### DATA FOR THIS EXERCISE
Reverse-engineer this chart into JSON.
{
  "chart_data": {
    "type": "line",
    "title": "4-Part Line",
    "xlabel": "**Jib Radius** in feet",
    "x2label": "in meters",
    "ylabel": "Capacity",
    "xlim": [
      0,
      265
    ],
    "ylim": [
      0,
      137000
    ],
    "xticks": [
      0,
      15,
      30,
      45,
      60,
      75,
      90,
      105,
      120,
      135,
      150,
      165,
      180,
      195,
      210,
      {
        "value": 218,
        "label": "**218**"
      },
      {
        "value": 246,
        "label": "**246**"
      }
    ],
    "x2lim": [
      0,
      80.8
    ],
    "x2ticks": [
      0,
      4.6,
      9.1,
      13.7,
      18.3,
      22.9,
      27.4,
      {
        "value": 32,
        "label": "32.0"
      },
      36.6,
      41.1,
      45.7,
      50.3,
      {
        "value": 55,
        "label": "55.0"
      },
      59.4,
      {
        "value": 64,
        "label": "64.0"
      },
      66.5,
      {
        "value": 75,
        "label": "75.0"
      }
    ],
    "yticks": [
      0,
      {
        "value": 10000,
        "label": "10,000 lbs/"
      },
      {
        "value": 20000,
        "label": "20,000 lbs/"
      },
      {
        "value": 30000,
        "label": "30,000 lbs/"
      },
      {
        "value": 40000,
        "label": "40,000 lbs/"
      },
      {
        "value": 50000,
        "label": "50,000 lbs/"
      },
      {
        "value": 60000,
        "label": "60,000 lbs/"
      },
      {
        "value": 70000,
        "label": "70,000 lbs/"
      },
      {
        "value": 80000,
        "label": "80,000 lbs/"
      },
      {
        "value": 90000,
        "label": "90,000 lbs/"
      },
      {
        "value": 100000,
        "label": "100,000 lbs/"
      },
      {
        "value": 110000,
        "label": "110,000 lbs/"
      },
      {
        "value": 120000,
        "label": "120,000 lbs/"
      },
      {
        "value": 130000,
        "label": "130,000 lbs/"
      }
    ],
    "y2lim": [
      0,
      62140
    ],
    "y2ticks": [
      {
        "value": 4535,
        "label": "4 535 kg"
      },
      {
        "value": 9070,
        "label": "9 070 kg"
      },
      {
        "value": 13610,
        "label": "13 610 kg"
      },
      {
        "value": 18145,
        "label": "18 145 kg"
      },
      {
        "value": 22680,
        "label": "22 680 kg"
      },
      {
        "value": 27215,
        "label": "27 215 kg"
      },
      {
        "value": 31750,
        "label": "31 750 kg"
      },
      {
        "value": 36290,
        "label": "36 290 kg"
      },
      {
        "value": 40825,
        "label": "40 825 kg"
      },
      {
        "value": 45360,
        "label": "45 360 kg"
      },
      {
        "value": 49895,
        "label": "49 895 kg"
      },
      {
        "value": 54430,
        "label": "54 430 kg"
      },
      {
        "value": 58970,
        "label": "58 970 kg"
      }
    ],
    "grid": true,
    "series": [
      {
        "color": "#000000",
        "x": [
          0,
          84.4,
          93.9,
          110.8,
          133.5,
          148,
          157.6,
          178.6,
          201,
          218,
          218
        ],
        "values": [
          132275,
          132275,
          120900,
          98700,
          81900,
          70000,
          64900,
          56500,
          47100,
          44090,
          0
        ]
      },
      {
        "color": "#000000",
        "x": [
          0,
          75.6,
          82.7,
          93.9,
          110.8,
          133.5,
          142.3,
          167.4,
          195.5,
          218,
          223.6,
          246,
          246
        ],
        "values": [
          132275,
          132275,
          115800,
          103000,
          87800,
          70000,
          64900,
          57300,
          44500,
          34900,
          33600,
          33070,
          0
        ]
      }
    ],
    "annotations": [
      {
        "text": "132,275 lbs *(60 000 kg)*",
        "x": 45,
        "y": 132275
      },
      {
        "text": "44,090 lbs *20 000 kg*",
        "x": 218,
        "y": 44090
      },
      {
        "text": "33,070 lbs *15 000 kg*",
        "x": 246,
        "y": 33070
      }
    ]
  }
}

### GIVEN REQUEST
From the material above, gather all lines that include the string "text" and copy them.

### RESULT OF THIS TASK
        "text": "132,275 lbs *(60 000 kg)*",
        "text": "44,090 lbs *20 000 kg*",
        "text": "33,070 lbs *15 000 kg*",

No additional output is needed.